'''

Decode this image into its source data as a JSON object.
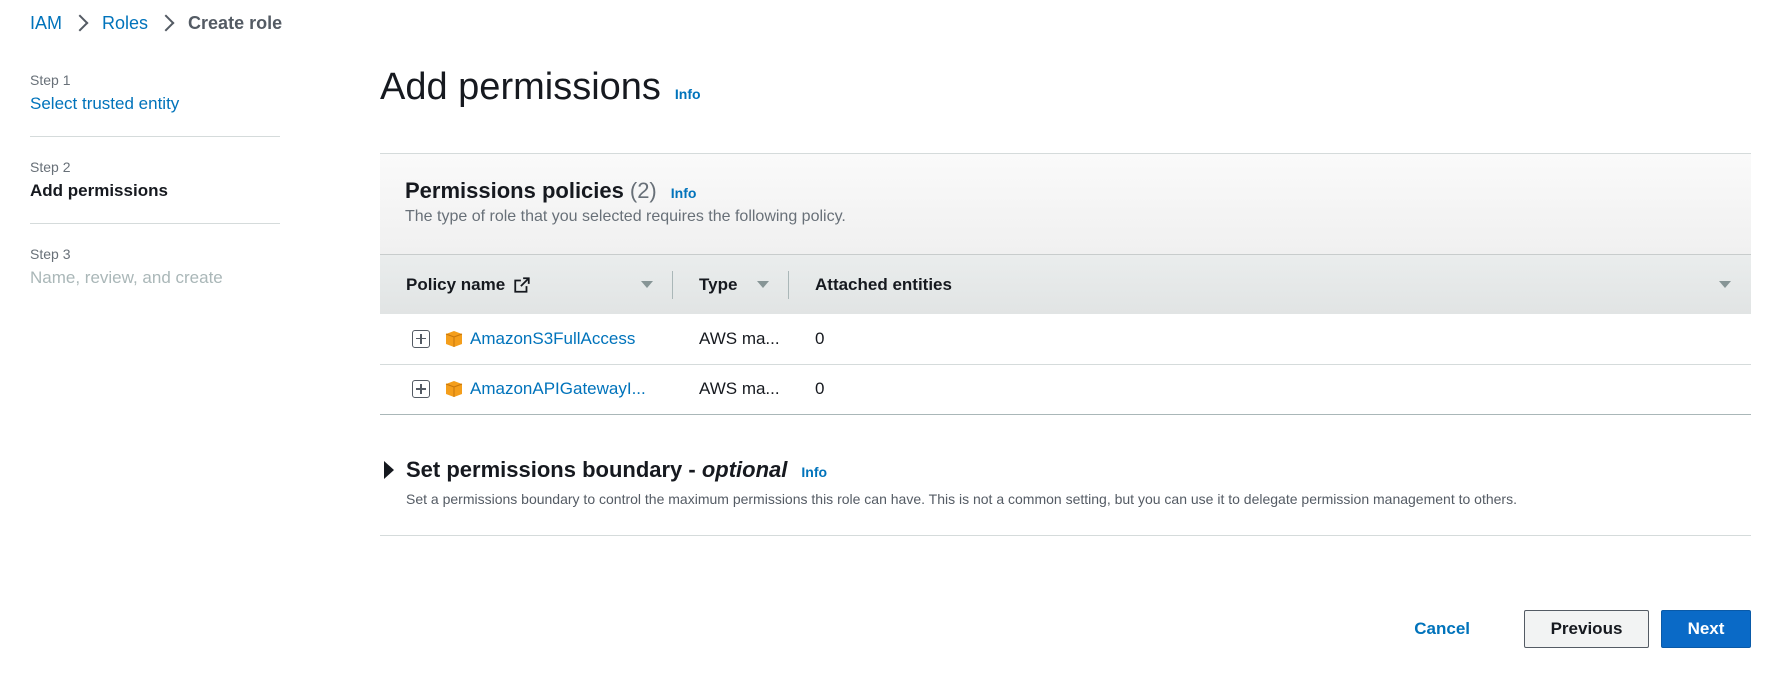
{
  "breadcrumb": {
    "items": [
      "IAM",
      "Roles"
    ],
    "current": "Create role"
  },
  "steps": [
    {
      "num": "Step 1",
      "title": "Select trusted entity",
      "state": "link"
    },
    {
      "num": "Step 2",
      "title": "Add permissions",
      "state": "active"
    },
    {
      "num": "Step 3",
      "title": "Name, review, and create",
      "state": "disabled"
    }
  ],
  "page": {
    "title": "Add permissions",
    "info": "Info"
  },
  "policies_panel": {
    "title": "Permissions policies",
    "count": "(2)",
    "info": "Info",
    "description": "The type of role that you selected requires the following policy.",
    "columns": [
      "Policy name",
      "Type",
      "Attached entities"
    ],
    "rows": [
      {
        "name": "AmazonS3FullAccess",
        "type": "AWS ma...",
        "attached": "0"
      },
      {
        "name": "AmazonAPIGatewayI...",
        "type": "AWS ma...",
        "attached": "0"
      }
    ]
  },
  "boundary": {
    "title": "Set permissions boundary - ",
    "title_optional": "optional",
    "info": "Info",
    "description": "Set a permissions boundary to control the maximum permissions this role can have. This is not a common setting, but you can use it to delegate permission management to others."
  },
  "actions": {
    "cancel": "Cancel",
    "previous": "Previous",
    "next": "Next"
  },
  "icons": {
    "breadcrumb_separator": "chevron-right-icon",
    "external_link": "external-link-icon",
    "sort": "caret-down-icon",
    "expand": "plus-square-icon",
    "aws_managed": "aws-cube-icon",
    "collapse_toggle": "caret-right-icon"
  },
  "colors": {
    "link": "#0073bb",
    "primary_button": "#0a6ac7",
    "aws_orange": "#f49e1b"
  }
}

'''

Transcribe each entry precisely as given, leaving the pictures out.

● Exercise result
Decode this image into its source data as a JSON object.
{
  "breadcrumb": {
    "items": [
      "IAM",
      "Roles"
    ],
    "current": "Create role"
  },
  "steps": [
    {
      "num": "Step 1",
      "title": "Select trusted entity",
      "state": "link"
    },
    {
      "num": "Step 2",
      "title": "Add permissions",
      "state": "active"
    },
    {
      "num": "Step 3",
      "title": "Name, review, and create",
      "state": "disabled"
    }
  ],
  "page": {
    "title": "Add permissions",
    "info": "Info"
  },
  "policies_panel": {
    "title": "Permissions policies",
    "count": "(2)",
    "info": "Info",
    "description": "The type of role that you selected requires the following policy.",
    "columns": [
      "Policy name",
      "Type",
      "Attached entities"
    ],
    "rows": [
      {
        "name": "AmazonS3FullAccess",
        "type": "AWS ma...",
        "attached": "0"
      },
      {
        "name": "AmazonAPIGatewayI...",
        "type": "AWS ma...",
        "attached": "0"
      }
    ]
  },
  "boundary": {
    "title": "Set permissions boundary - ",
    "title_optional": "optional",
    "info": "Info",
    "description": "Set a permissions boundary to control the maximum permissions this role can have. This is not a common setting, but you can use it to delegate permission management to others."
  },
  "actions": {
    "cancel": "Cancel",
    "previous": "Previous",
    "next": "Next"
  },
  "icons": {
    "breadcrumb_separator": "chevron-right-icon",
    "external_link": "external-link-icon",
    "sort": "caret-down-icon",
    "expand": "plus-square-icon",
    "aws_managed": "aws-cube-icon",
    "collapse_toggle": "caret-right-icon"
  },
  "colors": {
    "link": "#0073bb",
    "primary_button": "#0a6ac7",
    "aws_orange": "#f49e1b"
  }
}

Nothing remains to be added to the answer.